> [Data to use]
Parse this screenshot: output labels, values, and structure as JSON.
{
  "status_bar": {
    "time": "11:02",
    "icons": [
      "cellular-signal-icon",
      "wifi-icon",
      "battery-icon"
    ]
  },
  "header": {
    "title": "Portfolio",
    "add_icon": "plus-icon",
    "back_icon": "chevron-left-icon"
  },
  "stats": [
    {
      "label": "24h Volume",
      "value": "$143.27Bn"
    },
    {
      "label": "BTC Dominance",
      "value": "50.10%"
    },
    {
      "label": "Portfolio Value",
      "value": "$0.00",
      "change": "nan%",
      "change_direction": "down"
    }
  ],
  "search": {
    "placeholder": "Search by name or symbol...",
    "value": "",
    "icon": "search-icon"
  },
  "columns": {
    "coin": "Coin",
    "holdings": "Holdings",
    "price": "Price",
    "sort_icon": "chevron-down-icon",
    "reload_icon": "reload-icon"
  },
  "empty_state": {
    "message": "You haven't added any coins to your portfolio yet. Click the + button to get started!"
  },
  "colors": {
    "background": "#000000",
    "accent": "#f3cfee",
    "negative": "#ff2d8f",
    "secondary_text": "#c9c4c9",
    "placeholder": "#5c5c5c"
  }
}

> [What you will do] Write the whole listing out again. Keep every line exactly as it is.

> [Completed exercise]
Parse this screenshot: output labels, values, and structure as JSON.
{
  "status_bar": {
    "time": "11:02",
    "icons": [
      "cellular-signal-icon",
      "wifi-icon",
      "battery-icon"
    ]
  },
  "header": {
    "title": "Portfolio",
    "add_icon": "plus-icon",
    "back_icon": "chevron-left-icon"
  },
  "stats": [
    {
      "label": "24h Volume",
      "value": "$143.27Bn"
    },
    {
      "label": "BTC Dominance",
      "value": "50.10%"
    },
    {
      "label": "Portfolio Value",
      "value": "$0.00",
      "change": "nan%",
      "change_direction": "down"
    }
  ],
  "search": {
    "placeholder": "Search by name or symbol...",
    "value": "",
    "icon": "search-icon"
  },
  "columns": {
    "coin": "Coin",
    "holdings": "Holdings",
    "price": "Price",
    "sort_icon": "chevron-down-icon",
    "reload_icon": "reload-icon"
  },
  "empty_state": {
    "message": "You haven't added any coins to your portfolio yet. Click the + button to get started!"
  },
  "colors": {
    "background": "#000000",
    "accent": "#f3cfee",
    "negative": "#ff2d8f",
    "secondary_text": "#c9c4c9",
    "placeholder": "#5c5c5c"
  }
}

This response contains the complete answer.